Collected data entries
════

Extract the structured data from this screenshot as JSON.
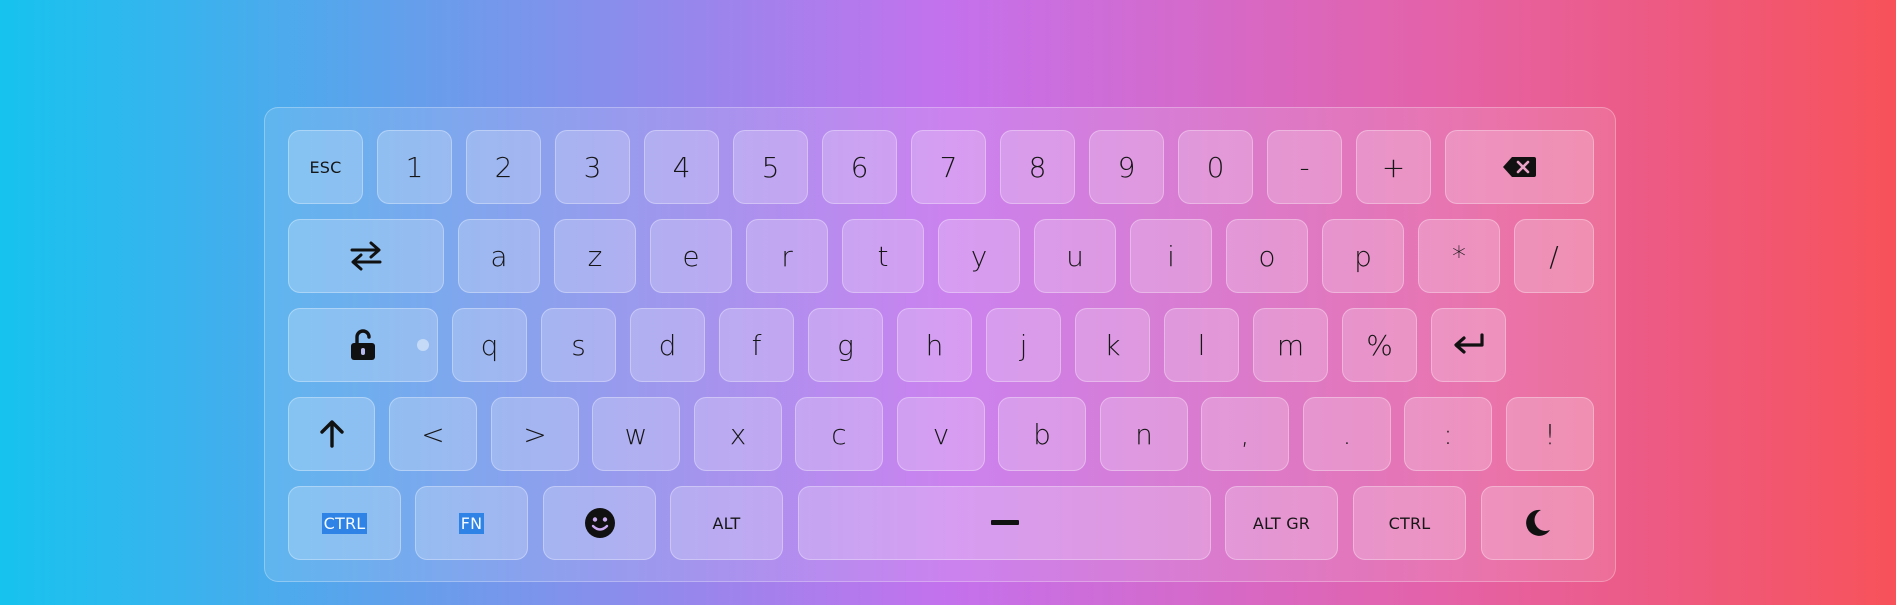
{
  "keyboard": {
    "row1": {
      "esc": "ESC",
      "digits": [
        "1",
        "2",
        "3",
        "4",
        "5",
        "6",
        "7",
        "8",
        "9",
        "0"
      ],
      "minus": "-",
      "plus": "+",
      "backspace_icon": "backspace-icon"
    },
    "row2": {
      "tab_icon": "arrows-left-right-icon",
      "letters": [
        "a",
        "z",
        "e",
        "r",
        "t",
        "y",
        "u",
        "i",
        "o",
        "p"
      ],
      "star": "*",
      "slash": "/"
    },
    "row3": {
      "caps_icon": "unlock-icon",
      "letters": [
        "q",
        "s",
        "d",
        "f",
        "g",
        "h",
        "j",
        "k",
        "l",
        "m"
      ],
      "percent": "%",
      "enter_icon": "enter-icon"
    },
    "row4": {
      "shift_icon": "arrow-up-icon",
      "symbols": [
        "<",
        ">",
        "w",
        "x",
        "c",
        "v",
        "b",
        "n",
        ",",
        ".",
        ":",
        "!"
      ]
    },
    "row5": {
      "ctrl_left": "CTRL",
      "fn": "FN",
      "emoji_icon": "smiley-icon",
      "alt": "ALT",
      "space_icon": "dash-icon",
      "alt_gr": "ALT GR",
      "ctrl_right": "CTRL",
      "moon_icon": "moon-icon"
    }
  }
}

════

SHORT TASK ▸
Repeat the data exactly, dropping every picture it holds.

THE ANSWER ▸
Extract the structured data from this screenshot as JSON.
{
  "keyboard": {
    "row1": {
      "esc": "ESC",
      "digits": [
        "1",
        "2",
        "3",
        "4",
        "5",
        "6",
        "7",
        "8",
        "9",
        "0"
      ],
      "minus": "-",
      "plus": "+",
      "backspace_icon": "backspace-icon"
    },
    "row2": {
      "tab_icon": "arrows-left-right-icon",
      "letters": [
        "a",
        "z",
        "e",
        "r",
        "t",
        "y",
        "u",
        "i",
        "o",
        "p"
      ],
      "star": "*",
      "slash": "/"
    },
    "row3": {
      "caps_icon": "unlock-icon",
      "letters": [
        "q",
        "s",
        "d",
        "f",
        "g",
        "h",
        "j",
        "k",
        "l",
        "m"
      ],
      "percent": "%",
      "enter_icon": "enter-icon"
    },
    "row4": {
      "shift_icon": "arrow-up-icon",
      "symbols": [
        "<",
        ">",
        "w",
        "x",
        "c",
        "v",
        "b",
        "n",
        ",",
        ".",
        ":",
        "!"
      ]
    },
    "row5": {
      "ctrl_left": "CTRL",
      "fn": "FN",
      "emoji_icon": "smiley-icon",
      "alt": "ALT",
      "space_icon": "dash-icon",
      "alt_gr": "ALT GR",
      "ctrl_right": "CTRL",
      "moon_icon": "moon-icon"
    }
  }
}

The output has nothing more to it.